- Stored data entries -

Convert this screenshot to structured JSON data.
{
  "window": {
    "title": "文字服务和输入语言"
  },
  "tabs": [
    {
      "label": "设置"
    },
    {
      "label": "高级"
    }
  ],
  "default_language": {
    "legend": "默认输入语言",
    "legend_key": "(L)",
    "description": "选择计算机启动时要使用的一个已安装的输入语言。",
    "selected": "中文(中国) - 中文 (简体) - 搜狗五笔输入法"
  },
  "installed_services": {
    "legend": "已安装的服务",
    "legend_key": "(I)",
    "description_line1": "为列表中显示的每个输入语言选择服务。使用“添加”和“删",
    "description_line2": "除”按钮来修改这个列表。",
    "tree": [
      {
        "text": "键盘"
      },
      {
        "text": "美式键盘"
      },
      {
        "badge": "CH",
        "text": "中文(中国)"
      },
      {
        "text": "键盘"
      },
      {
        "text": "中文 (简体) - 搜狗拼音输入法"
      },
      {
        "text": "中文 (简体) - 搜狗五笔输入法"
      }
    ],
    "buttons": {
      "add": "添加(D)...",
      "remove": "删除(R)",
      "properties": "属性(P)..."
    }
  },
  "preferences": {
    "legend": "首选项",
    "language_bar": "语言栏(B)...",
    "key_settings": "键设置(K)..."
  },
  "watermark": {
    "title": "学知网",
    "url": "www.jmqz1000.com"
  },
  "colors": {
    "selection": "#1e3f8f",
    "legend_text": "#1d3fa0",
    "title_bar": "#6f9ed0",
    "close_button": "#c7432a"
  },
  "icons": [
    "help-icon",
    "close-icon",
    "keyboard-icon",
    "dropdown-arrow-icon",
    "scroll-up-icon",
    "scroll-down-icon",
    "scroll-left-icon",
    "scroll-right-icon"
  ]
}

- Task -
Copy the data above in full, character for character.

- Written response -
Convert this screenshot to structured JSON data.
{
  "window": {
    "title": "文字服务和输入语言"
  },
  "tabs": [
    {
      "label": "设置"
    },
    {
      "label": "高级"
    }
  ],
  "default_language": {
    "legend": "默认输入语言",
    "legend_key": "(L)",
    "description": "选择计算机启动时要使用的一个已安装的输入语言。",
    "selected": "中文(中国) - 中文 (简体) - 搜狗五笔输入法"
  },
  "installed_services": {
    "legend": "已安装的服务",
    "legend_key": "(I)",
    "description_line1": "为列表中显示的每个输入语言选择服务。使用“添加”和“删",
    "description_line2": "除”按钮来修改这个列表。",
    "tree": [
      {
        "text": "键盘"
      },
      {
        "text": "美式键盘"
      },
      {
        "badge": "CH",
        "text": "中文(中国)"
      },
      {
        "text": "键盘"
      },
      {
        "text": "中文 (简体) - 搜狗拼音输入法"
      },
      {
        "text": "中文 (简体) - 搜狗五笔输入法"
      }
    ],
    "buttons": {
      "add": "添加(D)...",
      "remove": "删除(R)",
      "properties": "属性(P)..."
    }
  },
  "preferences": {
    "legend": "首选项",
    "language_bar": "语言栏(B)...",
    "key_settings": "键设置(K)..."
  },
  "watermark": {
    "title": "学知网",
    "url": "www.jmqz1000.com"
  },
  "colors": {
    "selection": "#1e3f8f",
    "legend_text": "#1d3fa0",
    "title_bar": "#6f9ed0",
    "close_button": "#c7432a"
  },
  "icons": [
    "help-icon",
    "close-icon",
    "keyboard-icon",
    "dropdown-arrow-icon",
    "scroll-up-icon",
    "scroll-down-icon",
    "scroll-left-icon",
    "scroll-right-icon"
  ]
}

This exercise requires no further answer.